■ GIVEN TASK
Produce a verbatim copy of the entries listed below.

■ RAW DATA
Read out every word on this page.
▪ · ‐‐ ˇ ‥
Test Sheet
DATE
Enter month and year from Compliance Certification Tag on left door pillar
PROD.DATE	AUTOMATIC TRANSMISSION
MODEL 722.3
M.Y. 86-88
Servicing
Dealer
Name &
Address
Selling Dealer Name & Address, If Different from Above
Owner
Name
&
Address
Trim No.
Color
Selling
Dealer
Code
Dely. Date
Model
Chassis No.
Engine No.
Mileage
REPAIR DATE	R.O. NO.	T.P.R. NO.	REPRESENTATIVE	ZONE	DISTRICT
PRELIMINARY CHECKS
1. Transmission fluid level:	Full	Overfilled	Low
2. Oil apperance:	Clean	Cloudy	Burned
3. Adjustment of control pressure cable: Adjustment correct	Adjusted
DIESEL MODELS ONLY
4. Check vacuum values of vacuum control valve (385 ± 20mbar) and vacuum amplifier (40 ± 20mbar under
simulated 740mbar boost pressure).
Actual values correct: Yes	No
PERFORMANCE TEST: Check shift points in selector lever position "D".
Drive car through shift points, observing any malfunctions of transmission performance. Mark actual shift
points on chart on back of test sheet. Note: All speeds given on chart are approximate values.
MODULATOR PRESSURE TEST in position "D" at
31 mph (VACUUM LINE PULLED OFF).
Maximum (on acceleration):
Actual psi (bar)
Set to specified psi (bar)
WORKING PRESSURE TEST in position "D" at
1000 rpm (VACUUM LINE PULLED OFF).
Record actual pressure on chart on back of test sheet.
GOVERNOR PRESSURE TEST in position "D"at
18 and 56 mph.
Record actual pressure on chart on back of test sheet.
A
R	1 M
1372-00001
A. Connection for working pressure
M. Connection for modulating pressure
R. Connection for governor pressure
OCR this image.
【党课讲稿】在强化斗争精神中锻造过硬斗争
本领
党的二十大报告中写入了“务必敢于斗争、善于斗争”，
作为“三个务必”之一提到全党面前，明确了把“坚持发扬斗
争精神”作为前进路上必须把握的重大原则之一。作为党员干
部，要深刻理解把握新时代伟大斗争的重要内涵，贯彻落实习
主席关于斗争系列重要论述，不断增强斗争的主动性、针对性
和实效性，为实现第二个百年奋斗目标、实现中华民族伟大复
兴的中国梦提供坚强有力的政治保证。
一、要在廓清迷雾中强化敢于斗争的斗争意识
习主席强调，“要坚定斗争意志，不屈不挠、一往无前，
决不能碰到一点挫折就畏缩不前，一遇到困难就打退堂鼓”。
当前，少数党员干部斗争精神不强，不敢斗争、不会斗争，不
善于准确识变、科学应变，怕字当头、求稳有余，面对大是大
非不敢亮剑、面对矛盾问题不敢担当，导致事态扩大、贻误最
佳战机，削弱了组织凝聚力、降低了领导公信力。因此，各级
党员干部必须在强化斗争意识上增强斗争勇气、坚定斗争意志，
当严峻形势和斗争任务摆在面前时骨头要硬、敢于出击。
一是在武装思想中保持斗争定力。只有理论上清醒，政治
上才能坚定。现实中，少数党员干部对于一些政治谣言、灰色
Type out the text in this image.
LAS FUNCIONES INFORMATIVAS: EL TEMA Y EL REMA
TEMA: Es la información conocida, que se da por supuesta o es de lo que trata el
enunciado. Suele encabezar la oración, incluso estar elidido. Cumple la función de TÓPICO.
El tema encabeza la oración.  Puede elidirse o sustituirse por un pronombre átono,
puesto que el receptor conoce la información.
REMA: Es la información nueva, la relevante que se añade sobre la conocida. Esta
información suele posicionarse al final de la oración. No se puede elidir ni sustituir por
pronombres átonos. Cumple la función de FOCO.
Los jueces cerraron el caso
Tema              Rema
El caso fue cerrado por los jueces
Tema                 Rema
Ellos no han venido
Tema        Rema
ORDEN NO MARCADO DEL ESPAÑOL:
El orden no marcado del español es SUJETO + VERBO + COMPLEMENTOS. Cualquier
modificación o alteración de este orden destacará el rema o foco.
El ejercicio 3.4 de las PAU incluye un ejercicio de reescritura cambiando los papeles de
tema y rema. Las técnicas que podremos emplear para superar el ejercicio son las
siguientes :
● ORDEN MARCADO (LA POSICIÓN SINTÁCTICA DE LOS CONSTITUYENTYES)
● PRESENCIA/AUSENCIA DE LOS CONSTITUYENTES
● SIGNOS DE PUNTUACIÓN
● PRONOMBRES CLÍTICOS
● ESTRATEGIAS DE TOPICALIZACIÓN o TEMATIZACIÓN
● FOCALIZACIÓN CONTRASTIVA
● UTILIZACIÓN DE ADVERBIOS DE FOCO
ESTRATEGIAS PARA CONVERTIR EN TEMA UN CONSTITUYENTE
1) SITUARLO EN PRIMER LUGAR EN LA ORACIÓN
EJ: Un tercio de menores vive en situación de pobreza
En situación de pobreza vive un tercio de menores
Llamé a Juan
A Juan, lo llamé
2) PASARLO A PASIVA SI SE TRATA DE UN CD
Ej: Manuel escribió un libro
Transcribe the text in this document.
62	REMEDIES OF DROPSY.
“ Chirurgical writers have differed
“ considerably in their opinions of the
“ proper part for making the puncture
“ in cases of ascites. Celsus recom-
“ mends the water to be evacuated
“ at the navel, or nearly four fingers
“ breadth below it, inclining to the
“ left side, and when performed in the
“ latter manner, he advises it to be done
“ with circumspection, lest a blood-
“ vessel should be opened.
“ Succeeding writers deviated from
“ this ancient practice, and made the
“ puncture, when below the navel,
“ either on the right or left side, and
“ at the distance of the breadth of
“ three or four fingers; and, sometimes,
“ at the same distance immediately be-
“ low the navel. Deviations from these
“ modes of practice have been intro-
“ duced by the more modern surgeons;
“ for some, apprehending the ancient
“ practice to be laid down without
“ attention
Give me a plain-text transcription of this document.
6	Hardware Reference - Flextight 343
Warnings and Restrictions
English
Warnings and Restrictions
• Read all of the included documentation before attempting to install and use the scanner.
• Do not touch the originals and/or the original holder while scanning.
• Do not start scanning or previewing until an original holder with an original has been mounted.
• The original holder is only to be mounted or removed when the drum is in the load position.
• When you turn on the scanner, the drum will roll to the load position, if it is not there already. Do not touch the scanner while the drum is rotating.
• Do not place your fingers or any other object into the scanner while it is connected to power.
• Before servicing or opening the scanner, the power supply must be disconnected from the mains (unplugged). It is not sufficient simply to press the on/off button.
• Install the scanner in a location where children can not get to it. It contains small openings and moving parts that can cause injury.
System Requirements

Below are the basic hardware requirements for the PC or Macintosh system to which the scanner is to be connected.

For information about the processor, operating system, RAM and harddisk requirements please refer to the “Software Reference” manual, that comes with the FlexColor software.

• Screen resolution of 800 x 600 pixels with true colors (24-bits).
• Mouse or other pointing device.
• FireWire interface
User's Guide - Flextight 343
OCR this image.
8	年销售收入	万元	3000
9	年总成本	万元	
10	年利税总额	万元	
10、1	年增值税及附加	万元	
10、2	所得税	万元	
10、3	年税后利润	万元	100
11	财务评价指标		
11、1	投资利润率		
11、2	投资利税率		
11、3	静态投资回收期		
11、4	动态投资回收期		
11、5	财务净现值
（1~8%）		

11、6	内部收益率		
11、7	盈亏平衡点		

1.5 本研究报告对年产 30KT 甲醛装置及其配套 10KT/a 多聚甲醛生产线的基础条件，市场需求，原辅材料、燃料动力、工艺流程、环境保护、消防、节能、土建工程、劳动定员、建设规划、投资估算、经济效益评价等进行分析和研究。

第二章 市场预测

■ CORRECT OUTPUT
Read out every word on this page.
▪ · ‐‐ ˇ ‥
Test Sheet
DATE
Enter month and year from Compliance Certification Tag on left door pillar
PROD.DATE	AUTOMATIC TRANSMISSION
MODEL 722.3
M.Y. 86-88
Servicing
Dealer
Name &
Address
Selling Dealer Name & Address, If Different from Above
Owner
Name
&
Address
Trim No.
Color
Selling
Dealer
Code
Dely. Date
Model
Chassis No.
Engine No.
Mileage
REPAIR DATE	R.O. NO.	T.P.R. NO.	REPRESENTATIVE	ZONE	DISTRICT
PRELIMINARY CHECKS
1. Transmission fluid level:	Full	Overfilled	Low
2. Oil apperance:	Clean	Cloudy	Burned
3. Adjustment of control pressure cable: Adjustment correct	Adjusted
DIESEL MODELS ONLY
4. Check vacuum values of vacuum control valve (385 ± 20mbar) and vacuum amplifier (40 ± 20mbar under
simulated 740mbar boost pressure).
Actual values correct: Yes	No
PERFORMANCE TEST: Check shift points in selector lever position "D".
Drive car through shift points, observing any malfunctions of transmission performance. Mark actual shift
points on chart on back of test sheet. Note: All speeds given on chart are approximate values.
MODULATOR PRESSURE TEST in position "D" at
31 mph (VACUUM LINE PULLED OFF).
Maximum (on acceleration):
Actual psi (bar)
Set to specified psi (bar)
WORKING PRESSURE TEST in position "D" at
1000 rpm (VACUUM LINE PULLED OFF).
Record actual pressure on chart on back of test sheet.
GOVERNOR PRESSURE TEST in position "D"at
18 and 56 mph.
Record actual pressure on chart on back of test sheet.
A
R	1 M
1372-00001
A. Connection for working pressure
M. Connection for modulating pressure
R. Connection for governor pressure
OCR this image.
【党课讲稿】在强化斗争精神中锻造过硬斗争
本领
党的二十大报告中写入了“务必敢于斗争、善于斗争”，
作为“三个务必”之一提到全党面前，明确了把“坚持发扬斗
争精神”作为前进路上必须把握的重大原则之一。作为党员干
部，要深刻理解把握新时代伟大斗争的重要内涵，贯彻落实习
主席关于斗争系列重要论述，不断增强斗争的主动性、针对性
和实效性，为实现第二个百年奋斗目标、实现中华民族伟大复
兴的中国梦提供坚强有力的政治保证。
一、要在廓清迷雾中强化敢于斗争的斗争意识
习主席强调，“要坚定斗争意志，不屈不挠、一往无前，
决不能碰到一点挫折就畏缩不前，一遇到困难就打退堂鼓”。
当前，少数党员干部斗争精神不强，不敢斗争、不会斗争，不
善于准确识变、科学应变，怕字当头、求稳有余，面对大是大
非不敢亮剑、面对矛盾问题不敢担当，导致事态扩大、贻误最
佳战机，削弱了组织凝聚力、降低了领导公信力。因此，各级
党员干部必须在强化斗争意识上增强斗争勇气、坚定斗争意志，
当严峻形势和斗争任务摆在面前时骨头要硬、敢于出击。
一是在武装思想中保持斗争定力。只有理论上清醒，政治
上才能坚定。现实中，少数党员干部对于一些政治谣言、灰色
Type out the text in this image.
LAS FUNCIONES INFORMATIVAS: EL TEMA Y EL REMA
TEMA: Es la información conocida, que se da por supuesta o es de lo que trata el
enunciado. Suele encabezar la oración, incluso estar elidido. Cumple la función de TÓPICO.
El tema encabeza la oración.  Puede elidirse o sustituirse por un pronombre átono,
puesto que el receptor conoce la información.
REMA: Es la información nueva, la relevante que se añade sobre la conocida. Esta
información suele posicionarse al final de la oración. No se puede elidir ni sustituir por
pronombres átonos. Cumple la función de FOCO.
Los jueces cerraron el caso
Tema              Rema
El caso fue cerrado por los jueces
Tema                 Rema
Ellos no han venido
Tema        Rema
ORDEN NO MARCADO DEL ESPAÑOL:
El orden no marcado del español es SUJETO + VERBO + COMPLEMENTOS. Cualquier
modificación o alteración de este orden destacará el rema o foco.
El ejercicio 3.4 de las PAU incluye un ejercicio de reescritura cambiando los papeles de
tema y rema. Las técnicas que podremos emplear para superar el ejercicio son las
siguientes :
● ORDEN MARCADO (LA POSICIÓN SINTÁCTICA DE LOS CONSTITUYENTYES)
● PRESENCIA/AUSENCIA DE LOS CONSTITUYENTES
● SIGNOS DE PUNTUACIÓN
● PRONOMBRES CLÍTICOS
● ESTRATEGIAS DE TOPICALIZACIÓN o TEMATIZACIÓN
● FOCALIZACIÓN CONTRASTIVA
● UTILIZACIÓN DE ADVERBIOS DE FOCO
ESTRATEGIAS PARA CONVERTIR EN TEMA UN CONSTITUYENTE
1) SITUARLO EN PRIMER LUGAR EN LA ORACIÓN
EJ: Un tercio de menores vive en situación de pobreza
En situación de pobreza vive un tercio de menores
Llamé a Juan
A Juan, lo llamé
2) PASARLO A PASIVA SI SE TRATA DE UN CD
Ej: Manuel escribió un libro
Transcribe the text in this document.
62	REMEDIES OF DROPSY.
“ Chirurgical writers have differed
“ considerably in their opinions of the
“ proper part for making the puncture
“ in cases of ascites. Celsus recom-
“ mends the water to be evacuated
“ at the navel, or nearly four fingers
“ breadth below it, inclining to the
“ left side, and when performed in the
“ latter manner, he advises it to be done
“ with circumspection, lest a blood-
“ vessel should be opened.
“ Succeeding writers deviated from
“ this ancient practice, and made the
“ puncture, when below the navel,
“ either on the right or left side, and
“ at the distance of the breadth of
“ three or four fingers; and, sometimes,
“ at the same distance immediately be-
“ low the navel. Deviations from these
“ modes of practice have been intro-
“ duced by the more modern surgeons;
“ for some, apprehending the ancient
“ practice to be laid down without
“ attention
Give me a plain-text transcription of this document.
6	Hardware Reference - Flextight 343
Warnings and Restrictions
English
Warnings and Restrictions
• Read all of the included documentation before attempting to install and use the scanner.
• Do not touch the originals and/or the original holder while scanning.
• Do not start scanning or previewing until an original holder with an original has been mounted.
• The original holder is only to be mounted or removed when the drum is in the load position.
• When you turn on the scanner, the drum will roll to the load position, if it is not there already. Do not touch the scanner while the drum is rotating.
• Do not place your fingers or any other object into the scanner while it is connected to power.
• Before servicing or opening the scanner, the power supply must be disconnected from the mains (unplugged). It is not sufficient simply to press the on/off button.
• Install the scanner in a location where children can not get to it. It contains small openings and moving parts that can cause injury.
System Requirements

Below are the basic hardware requirements for the PC or Macintosh system to which the scanner is to be connected.

For information about the processor, operating system, RAM and harddisk requirements please refer to the “Software Reference” manual, that comes with the FlexColor software.

• Screen resolution of 800 x 600 pixels with true colors (24-bits).
• Mouse or other pointing device.
• FireWire interface
User's Guide - Flextight 343
OCR this image.
8	年销售收入	万元	3000
9	年总成本	万元	
10	年利税总额	万元	
10、1	年增值税及附加	万元	
10、2	所得税	万元	
10、3	年税后利润	万元	100
11	财务评价指标		
11、1	投资利润率		
11、2	投资利税率		
11、3	静态投资回收期		
11、4	动态投资回收期		
11、5	财务净现值
（1~8%）		

11、6	内部收益率		
11、7	盈亏平衡点		

1.5 本研究报告对年产 30KT 甲醛装置及其配套 10KT/a 多聚甲醛生产线的基础条件，市场需求，原辅材料、燃料动力、工艺流程、环境保护、消防、节能、土建工程、劳动定员、建设规划、投资估算、经济效益评价等进行分析和研究。

第二章 市场预测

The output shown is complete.